WHAT IS ASKED:
Leave out the pictures and copy everything else below exactly.

GIVEN RECORDS:
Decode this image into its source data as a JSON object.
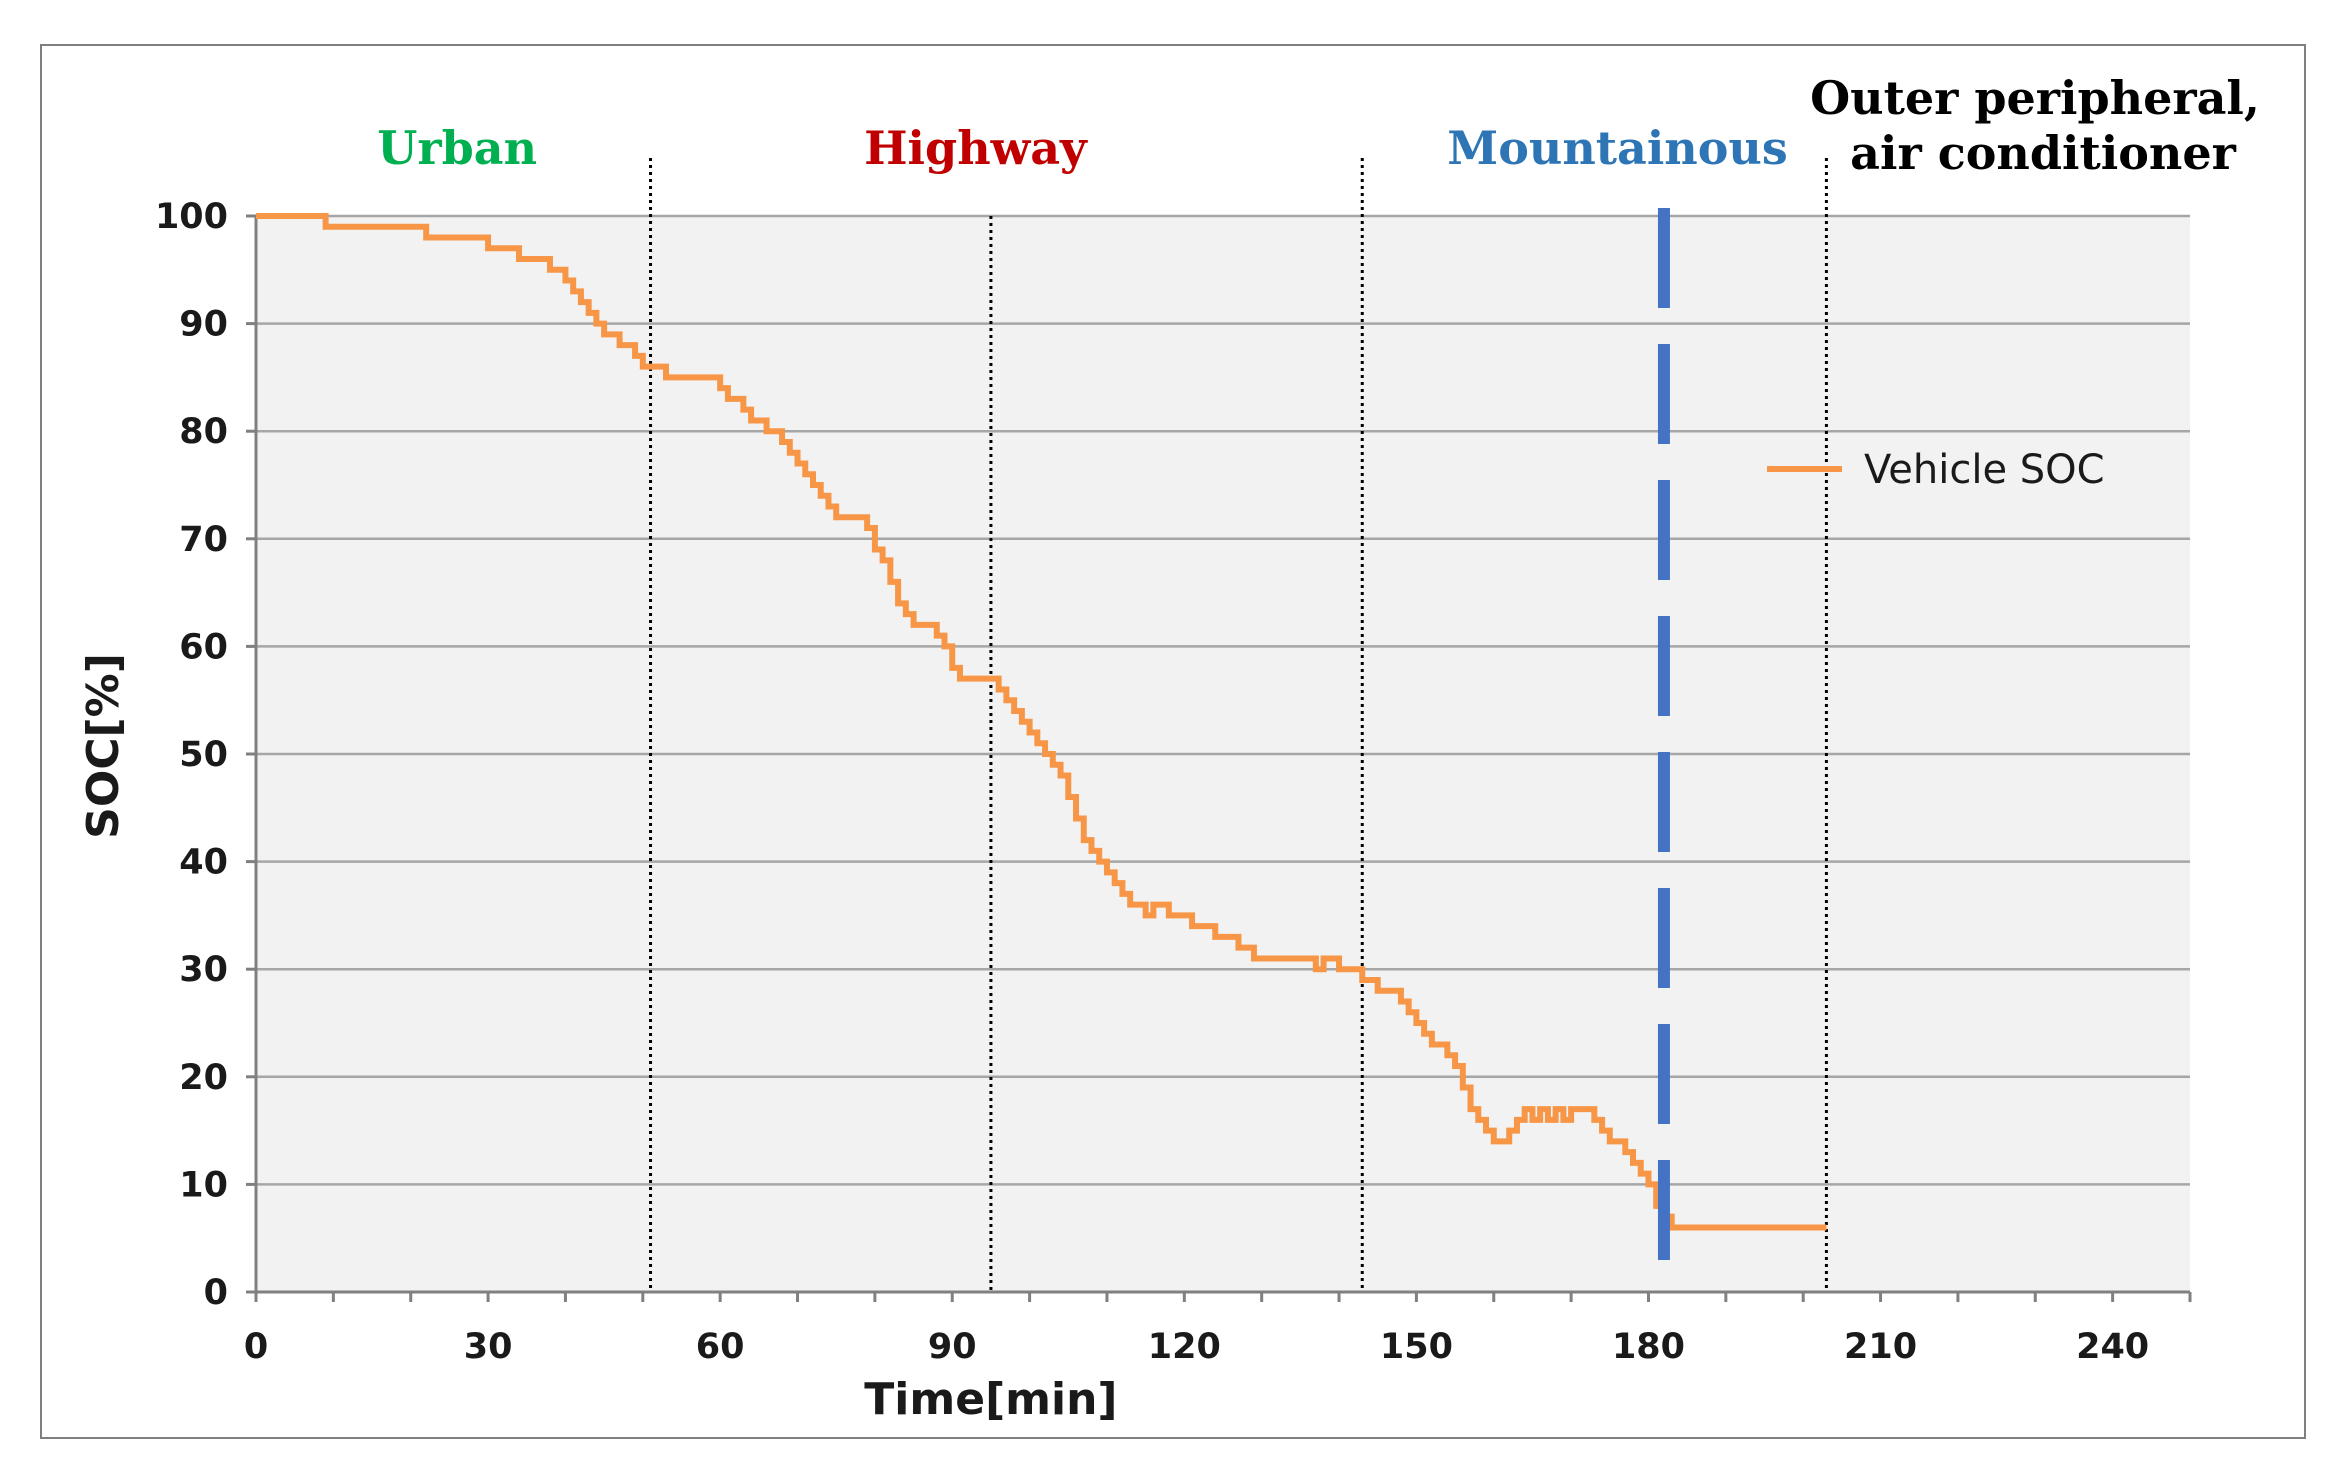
{
  "chart_data": {
    "type": "line",
    "xlabel": "Time[min]",
    "ylabel": "SOC[%]",
    "xlim": [
      0,
      250
    ],
    "ylim": [
      0,
      100
    ],
    "x_ticks": [
      0,
      30,
      60,
      90,
      120,
      150,
      180,
      210,
      240
    ],
    "y_ticks": [
      0,
      10,
      20,
      30,
      40,
      50,
      60,
      70,
      80,
      90,
      100
    ],
    "grid": "horizontal",
    "legend_position": "right",
    "colors": {
      "series": "#f79646",
      "plot_background": "#f2f2f2",
      "grid": "#a6a6a6",
      "urban": "#00b050",
      "highway": "#c00000",
      "mountainous": "#2e75b6",
      "outer": "#000000",
      "marker_line": "#4472c4"
    },
    "regions": [
      {
        "label": "Urban",
        "color": "#00b050",
        "label_x": 26
      },
      {
        "label": "Highway",
        "color": "#c00000",
        "label_x": 93
      },
      {
        "label": "Mountainous",
        "color": "#2e75b6",
        "label_x": 176
      }
    ],
    "outer_label_lines": [
      "Outer peripheral,",
      "air conditioner"
    ],
    "region_boundaries": [
      51,
      143,
      203
    ],
    "inner_dotted_lines": [
      95
    ],
    "marker_line_x": 182,
    "series": [
      {
        "name": "Vehicle SOC",
        "step": true,
        "x": [
          0,
          9,
          22,
          30,
          34,
          38,
          40,
          41,
          42,
          43,
          44,
          45,
          47,
          49,
          50,
          51,
          53,
          55,
          60,
          61,
          63,
          64,
          66,
          68,
          69,
          70,
          71,
          72,
          73,
          74,
          75,
          76,
          79,
          80,
          81,
          82,
          83,
          84,
          85,
          86,
          88,
          89,
          90,
          91,
          92,
          94,
          96,
          97,
          98,
          99,
          100,
          101,
          102,
          103,
          104,
          105,
          106,
          107,
          108,
          109,
          110,
          111,
          112,
          113,
          114,
          115,
          116,
          118,
          121,
          124,
          127,
          129,
          132,
          134,
          137,
          138,
          140,
          143,
          145,
          148,
          149,
          150,
          151,
          152,
          154,
          155,
          156,
          157,
          158,
          159,
          160,
          161,
          162,
          163,
          164,
          165,
          166,
          167,
          168,
          169,
          170,
          171,
          172,
          173,
          174,
          175,
          176,
          177,
          178,
          179,
          180,
          181,
          182,
          183,
          203
        ],
        "y": [
          100,
          99,
          98,
          97,
          96,
          95,
          94,
          93,
          92,
          91,
          90,
          89,
          88,
          87,
          86,
          86,
          85,
          85,
          84,
          83,
          82,
          81,
          80,
          79,
          78,
          77,
          76,
          75,
          74,
          73,
          72,
          72,
          71,
          69,
          68,
          66,
          64,
          63,
          62,
          62,
          61,
          60,
          58,
          57,
          57,
          57,
          56,
          55,
          54,
          53,
          52,
          51,
          50,
          49,
          48,
          46,
          44,
          42,
          41,
          40,
          39,
          38,
          37,
          36,
          36,
          35,
          36,
          35,
          34,
          33,
          32,
          31,
          31,
          31,
          30,
          31,
          30,
          29,
          28,
          27,
          26,
          25,
          24,
          23,
          22,
          21,
          19,
          17,
          16,
          15,
          14,
          14,
          15,
          16,
          17,
          16,
          17,
          16,
          17,
          16,
          17,
          17,
          17,
          16,
          15,
          14,
          14,
          13,
          12,
          11,
          10,
          8,
          7,
          6,
          6
        ]
      }
    ]
  }
}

SOLUTION FOR THIS EXERCISE:
Decode this image into its source data as a JSON object.
{
  "chart_data": {
    "type": "line",
    "xlabel": "Time[min]",
    "ylabel": "SOC[%]",
    "xlim": [
      0,
      250
    ],
    "ylim": [
      0,
      100
    ],
    "x_ticks": [
      0,
      30,
      60,
      90,
      120,
      150,
      180,
      210,
      240
    ],
    "y_ticks": [
      0,
      10,
      20,
      30,
      40,
      50,
      60,
      70,
      80,
      90,
      100
    ],
    "grid": "horizontal",
    "legend_position": "right",
    "colors": {
      "series": "#f79646",
      "plot_background": "#f2f2f2",
      "grid": "#a6a6a6",
      "urban": "#00b050",
      "highway": "#c00000",
      "mountainous": "#2e75b6",
      "outer": "#000000",
      "marker_line": "#4472c4"
    },
    "regions": [
      {
        "label": "Urban",
        "color": "#00b050",
        "label_x": 26
      },
      {
        "label": "Highway",
        "color": "#c00000",
        "label_x": 93
      },
      {
        "label": "Mountainous",
        "color": "#2e75b6",
        "label_x": 176
      }
    ],
    "outer_label_lines": [
      "Outer peripheral,",
      "air conditioner"
    ],
    "region_boundaries": [
      51,
      143,
      203
    ],
    "inner_dotted_lines": [
      95
    ],
    "marker_line_x": 182,
    "series": [
      {
        "name": "Vehicle SOC",
        "step": true,
        "x": [
          0,
          9,
          22,
          30,
          34,
          38,
          40,
          41,
          42,
          43,
          44,
          45,
          47,
          49,
          50,
          51,
          53,
          55,
          60,
          61,
          63,
          64,
          66,
          68,
          69,
          70,
          71,
          72,
          73,
          74,
          75,
          76,
          79,
          80,
          81,
          82,
          83,
          84,
          85,
          86,
          88,
          89,
          90,
          91,
          92,
          94,
          96,
          97,
          98,
          99,
          100,
          101,
          102,
          103,
          104,
          105,
          106,
          107,
          108,
          109,
          110,
          111,
          112,
          113,
          114,
          115,
          116,
          118,
          121,
          124,
          127,
          129,
          132,
          134,
          137,
          138,
          140,
          143,
          145,
          148,
          149,
          150,
          151,
          152,
          154,
          155,
          156,
          157,
          158,
          159,
          160,
          161,
          162,
          163,
          164,
          165,
          166,
          167,
          168,
          169,
          170,
          171,
          172,
          173,
          174,
          175,
          176,
          177,
          178,
          179,
          180,
          181,
          182,
          183,
          203
        ],
        "y": [
          100,
          99,
          98,
          97,
          96,
          95,
          94,
          93,
          92,
          91,
          90,
          89,
          88,
          87,
          86,
          86,
          85,
          85,
          84,
          83,
          82,
          81,
          80,
          79,
          78,
          77,
          76,
          75,
          74,
          73,
          72,
          72,
          71,
          69,
          68,
          66,
          64,
          63,
          62,
          62,
          61,
          60,
          58,
          57,
          57,
          57,
          56,
          55,
          54,
          53,
          52,
          51,
          50,
          49,
          48,
          46,
          44,
          42,
          41,
          40,
          39,
          38,
          37,
          36,
          36,
          35,
          36,
          35,
          34,
          33,
          32,
          31,
          31,
          31,
          30,
          31,
          30,
          29,
          28,
          27,
          26,
          25,
          24,
          23,
          22,
          21,
          19,
          17,
          16,
          15,
          14,
          14,
          15,
          16,
          17,
          16,
          17,
          16,
          17,
          16,
          17,
          17,
          17,
          16,
          15,
          14,
          14,
          13,
          12,
          11,
          10,
          8,
          7,
          6,
          6
        ]
      }
    ]
  }
}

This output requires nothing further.